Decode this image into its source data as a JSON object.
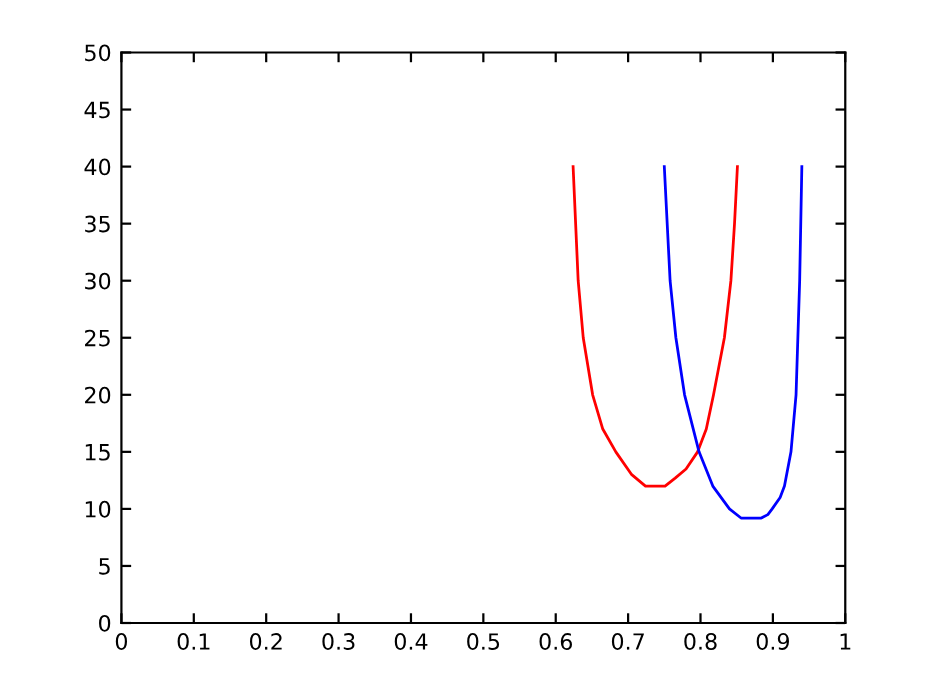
{
  "chart_data": {
    "type": "line",
    "xlim": [
      0,
      1
    ],
    "ylim": [
      0,
      50
    ],
    "xticks": [
      0,
      0.1,
      0.2,
      0.3,
      0.4,
      0.5,
      0.6,
      0.7,
      0.8,
      0.9,
      1
    ],
    "yticks": [
      0,
      5,
      10,
      15,
      20,
      25,
      30,
      35,
      40,
      45,
      50
    ],
    "grid": false,
    "legend": false,
    "series": [
      {
        "color": "#ff0000",
        "x": [
          0.624,
          0.631,
          0.638,
          0.651,
          0.665,
          0.683,
          0.705,
          0.724,
          0.74,
          0.751,
          0.765,
          0.78,
          0.796,
          0.808,
          0.818,
          0.833,
          0.842,
          0.847,
          0.851
        ],
        "values": [
          40,
          30,
          25,
          20,
          17,
          15,
          13,
          12,
          12,
          12,
          12.7,
          13.5,
          15,
          17,
          20,
          25,
          30,
          35,
          40
        ]
      },
      {
        "color": "#0000ff",
        "x": [
          0.75,
          0.758,
          0.766,
          0.778,
          0.798,
          0.817,
          0.84,
          0.856,
          0.87,
          0.884,
          0.893,
          0.899,
          0.91,
          0.916,
          0.925,
          0.932,
          0.937,
          0.94
        ],
        "values": [
          40,
          30,
          25,
          20,
          15,
          12,
          10,
          9.2,
          9.2,
          9.2,
          9.5,
          10,
          11,
          12,
          15,
          20,
          30,
          40
        ]
      }
    ]
  }
}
★ ★ ★ ★ ★
EXERCISE TASK: Repeat the data exactly, dropping every picture it holds.

EXERCISE RESULT:
Decode this image into its source data as a JSON object.
{
  "chart_data": {
    "type": "line",
    "xlim": [
      0,
      1
    ],
    "ylim": [
      0,
      50
    ],
    "xticks": [
      0,
      0.1,
      0.2,
      0.3,
      0.4,
      0.5,
      0.6,
      0.7,
      0.8,
      0.9,
      1
    ],
    "yticks": [
      0,
      5,
      10,
      15,
      20,
      25,
      30,
      35,
      40,
      45,
      50
    ],
    "grid": false,
    "legend": false,
    "series": [
      {
        "color": "#ff0000",
        "x": [
          0.624,
          0.631,
          0.638,
          0.651,
          0.665,
          0.683,
          0.705,
          0.724,
          0.74,
          0.751,
          0.765,
          0.78,
          0.796,
          0.808,
          0.818,
          0.833,
          0.842,
          0.847,
          0.851
        ],
        "values": [
          40,
          30,
          25,
          20,
          17,
          15,
          13,
          12,
          12,
          12,
          12.7,
          13.5,
          15,
          17,
          20,
          25,
          30,
          35,
          40
        ]
      },
      {
        "color": "#0000ff",
        "x": [
          0.75,
          0.758,
          0.766,
          0.778,
          0.798,
          0.817,
          0.84,
          0.856,
          0.87,
          0.884,
          0.893,
          0.899,
          0.91,
          0.916,
          0.925,
          0.932,
          0.937,
          0.94
        ],
        "values": [
          40,
          30,
          25,
          20,
          15,
          12,
          10,
          9.2,
          9.2,
          9.2,
          9.5,
          10,
          11,
          12,
          15,
          20,
          30,
          40
        ]
      }
    ]
  }
}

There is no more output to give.